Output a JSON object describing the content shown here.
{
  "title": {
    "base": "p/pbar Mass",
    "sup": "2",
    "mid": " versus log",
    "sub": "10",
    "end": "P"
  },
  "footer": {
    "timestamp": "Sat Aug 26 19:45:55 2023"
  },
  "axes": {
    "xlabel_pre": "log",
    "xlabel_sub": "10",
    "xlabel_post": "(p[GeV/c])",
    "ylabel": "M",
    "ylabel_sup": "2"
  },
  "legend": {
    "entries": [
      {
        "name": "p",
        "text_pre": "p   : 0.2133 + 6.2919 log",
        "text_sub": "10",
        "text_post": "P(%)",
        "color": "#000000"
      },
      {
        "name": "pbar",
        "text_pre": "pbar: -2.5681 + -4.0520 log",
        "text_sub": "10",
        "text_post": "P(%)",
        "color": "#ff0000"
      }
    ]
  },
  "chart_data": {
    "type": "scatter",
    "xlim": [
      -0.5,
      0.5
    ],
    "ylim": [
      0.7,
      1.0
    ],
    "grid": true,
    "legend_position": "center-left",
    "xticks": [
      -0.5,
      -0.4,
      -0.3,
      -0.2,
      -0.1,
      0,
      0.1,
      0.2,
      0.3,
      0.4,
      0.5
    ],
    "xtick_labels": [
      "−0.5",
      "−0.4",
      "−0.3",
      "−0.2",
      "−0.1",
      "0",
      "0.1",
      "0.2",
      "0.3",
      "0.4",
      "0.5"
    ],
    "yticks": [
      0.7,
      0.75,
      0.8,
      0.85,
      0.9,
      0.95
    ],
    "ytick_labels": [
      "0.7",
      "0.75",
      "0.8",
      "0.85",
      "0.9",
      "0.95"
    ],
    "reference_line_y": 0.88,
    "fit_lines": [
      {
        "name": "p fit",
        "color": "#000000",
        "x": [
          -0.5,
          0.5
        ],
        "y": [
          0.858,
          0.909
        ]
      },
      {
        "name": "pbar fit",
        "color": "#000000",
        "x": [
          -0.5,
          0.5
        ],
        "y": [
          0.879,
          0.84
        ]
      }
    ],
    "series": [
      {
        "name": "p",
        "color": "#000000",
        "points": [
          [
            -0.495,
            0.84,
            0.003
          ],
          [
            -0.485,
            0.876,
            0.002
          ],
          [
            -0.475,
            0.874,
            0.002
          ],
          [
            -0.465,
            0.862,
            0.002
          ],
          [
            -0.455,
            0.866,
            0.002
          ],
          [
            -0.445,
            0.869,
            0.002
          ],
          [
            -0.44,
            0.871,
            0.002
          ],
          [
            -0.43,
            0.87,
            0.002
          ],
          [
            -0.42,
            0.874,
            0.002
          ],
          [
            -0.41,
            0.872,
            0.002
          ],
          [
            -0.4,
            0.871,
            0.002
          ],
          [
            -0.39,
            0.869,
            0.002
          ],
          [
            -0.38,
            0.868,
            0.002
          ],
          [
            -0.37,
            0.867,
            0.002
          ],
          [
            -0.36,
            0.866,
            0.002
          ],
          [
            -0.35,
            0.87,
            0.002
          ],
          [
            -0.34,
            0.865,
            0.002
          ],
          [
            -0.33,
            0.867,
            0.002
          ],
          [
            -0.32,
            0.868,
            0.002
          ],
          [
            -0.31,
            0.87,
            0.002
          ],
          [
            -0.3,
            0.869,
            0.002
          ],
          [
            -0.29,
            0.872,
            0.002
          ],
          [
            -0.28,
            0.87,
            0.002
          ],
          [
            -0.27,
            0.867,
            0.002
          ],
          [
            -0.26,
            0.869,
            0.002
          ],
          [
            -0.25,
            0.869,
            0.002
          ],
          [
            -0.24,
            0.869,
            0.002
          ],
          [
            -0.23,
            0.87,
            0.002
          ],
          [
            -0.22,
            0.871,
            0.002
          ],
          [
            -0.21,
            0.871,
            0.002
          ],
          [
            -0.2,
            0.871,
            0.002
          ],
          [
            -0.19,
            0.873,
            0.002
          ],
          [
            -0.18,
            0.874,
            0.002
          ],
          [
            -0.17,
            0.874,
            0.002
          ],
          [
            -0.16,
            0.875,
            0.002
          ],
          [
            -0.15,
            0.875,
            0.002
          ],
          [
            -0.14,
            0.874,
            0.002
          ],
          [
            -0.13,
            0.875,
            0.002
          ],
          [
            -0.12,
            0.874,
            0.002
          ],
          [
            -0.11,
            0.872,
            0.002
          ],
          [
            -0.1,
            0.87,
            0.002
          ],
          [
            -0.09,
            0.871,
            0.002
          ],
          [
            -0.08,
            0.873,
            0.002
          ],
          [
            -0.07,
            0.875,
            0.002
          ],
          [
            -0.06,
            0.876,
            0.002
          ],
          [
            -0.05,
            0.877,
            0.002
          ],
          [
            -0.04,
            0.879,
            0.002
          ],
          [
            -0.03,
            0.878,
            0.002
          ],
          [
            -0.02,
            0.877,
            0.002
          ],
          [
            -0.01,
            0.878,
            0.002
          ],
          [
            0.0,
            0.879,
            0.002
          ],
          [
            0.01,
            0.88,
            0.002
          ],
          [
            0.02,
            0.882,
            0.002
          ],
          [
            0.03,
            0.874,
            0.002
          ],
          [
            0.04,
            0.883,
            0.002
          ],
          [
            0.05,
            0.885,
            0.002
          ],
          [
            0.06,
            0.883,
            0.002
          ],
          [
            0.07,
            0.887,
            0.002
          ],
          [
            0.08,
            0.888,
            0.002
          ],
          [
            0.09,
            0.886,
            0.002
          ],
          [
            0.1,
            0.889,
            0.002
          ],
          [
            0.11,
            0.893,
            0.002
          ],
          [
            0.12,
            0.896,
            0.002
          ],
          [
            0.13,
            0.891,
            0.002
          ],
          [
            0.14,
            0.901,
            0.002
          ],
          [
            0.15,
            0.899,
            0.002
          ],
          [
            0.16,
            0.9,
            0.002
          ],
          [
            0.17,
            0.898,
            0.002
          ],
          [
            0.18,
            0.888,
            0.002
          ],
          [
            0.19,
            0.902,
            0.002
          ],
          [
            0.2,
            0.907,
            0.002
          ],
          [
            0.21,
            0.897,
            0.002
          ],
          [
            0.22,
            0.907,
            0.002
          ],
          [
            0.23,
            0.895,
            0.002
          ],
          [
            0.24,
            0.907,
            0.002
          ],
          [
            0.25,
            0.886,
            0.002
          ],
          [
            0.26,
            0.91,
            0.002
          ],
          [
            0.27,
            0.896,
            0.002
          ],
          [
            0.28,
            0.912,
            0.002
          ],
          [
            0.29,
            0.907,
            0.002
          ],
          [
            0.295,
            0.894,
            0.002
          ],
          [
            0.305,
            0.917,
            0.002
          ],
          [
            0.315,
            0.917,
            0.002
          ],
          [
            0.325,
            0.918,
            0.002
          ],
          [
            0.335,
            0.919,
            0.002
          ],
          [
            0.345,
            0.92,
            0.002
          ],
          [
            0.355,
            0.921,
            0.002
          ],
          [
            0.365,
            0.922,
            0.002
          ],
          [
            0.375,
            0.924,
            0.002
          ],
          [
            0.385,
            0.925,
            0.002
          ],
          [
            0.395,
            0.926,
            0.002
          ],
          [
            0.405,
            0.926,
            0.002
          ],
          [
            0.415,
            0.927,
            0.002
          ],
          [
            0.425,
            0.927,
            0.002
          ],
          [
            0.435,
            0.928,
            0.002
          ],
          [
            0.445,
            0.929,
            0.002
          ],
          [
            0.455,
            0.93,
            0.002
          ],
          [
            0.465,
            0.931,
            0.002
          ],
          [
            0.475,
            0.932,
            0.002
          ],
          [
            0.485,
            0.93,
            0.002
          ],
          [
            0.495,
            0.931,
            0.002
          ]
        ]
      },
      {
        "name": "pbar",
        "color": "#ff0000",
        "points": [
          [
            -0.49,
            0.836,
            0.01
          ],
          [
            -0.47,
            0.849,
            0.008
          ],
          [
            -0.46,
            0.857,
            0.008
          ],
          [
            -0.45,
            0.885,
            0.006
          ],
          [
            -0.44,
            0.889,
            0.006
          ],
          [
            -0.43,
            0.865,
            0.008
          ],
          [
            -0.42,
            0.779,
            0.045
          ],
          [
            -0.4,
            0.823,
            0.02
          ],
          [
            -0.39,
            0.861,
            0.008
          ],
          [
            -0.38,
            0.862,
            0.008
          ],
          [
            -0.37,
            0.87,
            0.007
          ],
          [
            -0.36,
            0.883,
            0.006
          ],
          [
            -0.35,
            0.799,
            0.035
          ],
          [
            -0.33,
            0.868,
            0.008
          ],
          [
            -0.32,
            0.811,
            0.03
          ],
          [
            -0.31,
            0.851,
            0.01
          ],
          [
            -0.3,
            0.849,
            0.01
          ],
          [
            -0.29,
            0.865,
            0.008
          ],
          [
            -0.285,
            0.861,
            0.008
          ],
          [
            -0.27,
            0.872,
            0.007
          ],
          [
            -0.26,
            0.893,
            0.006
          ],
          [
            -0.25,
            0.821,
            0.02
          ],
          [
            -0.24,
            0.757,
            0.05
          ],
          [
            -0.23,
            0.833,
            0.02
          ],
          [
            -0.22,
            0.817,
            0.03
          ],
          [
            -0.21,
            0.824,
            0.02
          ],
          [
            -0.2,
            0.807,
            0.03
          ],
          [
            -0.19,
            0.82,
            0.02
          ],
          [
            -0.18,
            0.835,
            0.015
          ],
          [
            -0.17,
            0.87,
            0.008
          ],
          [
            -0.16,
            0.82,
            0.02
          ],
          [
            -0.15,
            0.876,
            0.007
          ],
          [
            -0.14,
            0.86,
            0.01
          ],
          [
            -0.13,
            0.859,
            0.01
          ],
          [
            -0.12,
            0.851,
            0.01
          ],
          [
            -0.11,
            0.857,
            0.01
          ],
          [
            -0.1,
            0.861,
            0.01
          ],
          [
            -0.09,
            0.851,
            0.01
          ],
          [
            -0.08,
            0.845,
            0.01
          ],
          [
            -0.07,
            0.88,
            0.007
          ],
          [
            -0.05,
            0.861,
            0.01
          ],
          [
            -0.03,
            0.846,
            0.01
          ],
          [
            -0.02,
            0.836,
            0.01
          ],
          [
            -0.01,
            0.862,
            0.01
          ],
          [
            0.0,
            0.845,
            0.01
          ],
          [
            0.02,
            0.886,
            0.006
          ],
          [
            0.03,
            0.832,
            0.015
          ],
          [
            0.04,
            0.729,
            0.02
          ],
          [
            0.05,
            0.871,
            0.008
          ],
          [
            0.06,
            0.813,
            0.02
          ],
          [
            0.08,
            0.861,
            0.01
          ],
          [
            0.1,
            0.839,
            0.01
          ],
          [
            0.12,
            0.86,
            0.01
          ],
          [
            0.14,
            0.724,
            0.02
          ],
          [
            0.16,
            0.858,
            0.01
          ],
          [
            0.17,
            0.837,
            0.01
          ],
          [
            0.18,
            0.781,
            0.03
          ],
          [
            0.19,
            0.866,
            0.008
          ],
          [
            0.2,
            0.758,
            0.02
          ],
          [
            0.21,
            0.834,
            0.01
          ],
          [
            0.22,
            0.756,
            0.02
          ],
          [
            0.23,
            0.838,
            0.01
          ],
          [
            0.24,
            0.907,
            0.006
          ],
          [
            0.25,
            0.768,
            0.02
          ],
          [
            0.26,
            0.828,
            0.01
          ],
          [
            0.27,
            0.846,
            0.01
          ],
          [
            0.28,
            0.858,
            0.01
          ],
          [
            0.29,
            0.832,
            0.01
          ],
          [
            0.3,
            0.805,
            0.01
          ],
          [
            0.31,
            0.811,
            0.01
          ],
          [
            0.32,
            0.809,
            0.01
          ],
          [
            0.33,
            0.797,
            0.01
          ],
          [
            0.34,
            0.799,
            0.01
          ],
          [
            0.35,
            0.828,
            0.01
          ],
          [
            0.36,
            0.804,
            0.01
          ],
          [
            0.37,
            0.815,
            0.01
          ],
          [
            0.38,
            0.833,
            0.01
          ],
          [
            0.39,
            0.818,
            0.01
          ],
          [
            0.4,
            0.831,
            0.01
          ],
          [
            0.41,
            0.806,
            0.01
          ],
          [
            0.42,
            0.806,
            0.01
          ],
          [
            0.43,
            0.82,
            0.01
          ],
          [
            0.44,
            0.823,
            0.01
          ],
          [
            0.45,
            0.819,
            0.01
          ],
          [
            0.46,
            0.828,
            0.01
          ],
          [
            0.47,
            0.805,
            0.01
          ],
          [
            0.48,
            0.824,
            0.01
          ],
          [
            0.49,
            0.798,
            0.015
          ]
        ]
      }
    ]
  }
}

=== GOAL ===
Look through the entries above and report each line where the string "pbar" occurs.

=== TASK SOLUTION ===
    "base": "p/pbar Mass",
        "name": "pbar",
        "text_pre": "pbar: -2.5681 + -4.0520 log",
        "name": "pbar fit",
        "name": "pbar",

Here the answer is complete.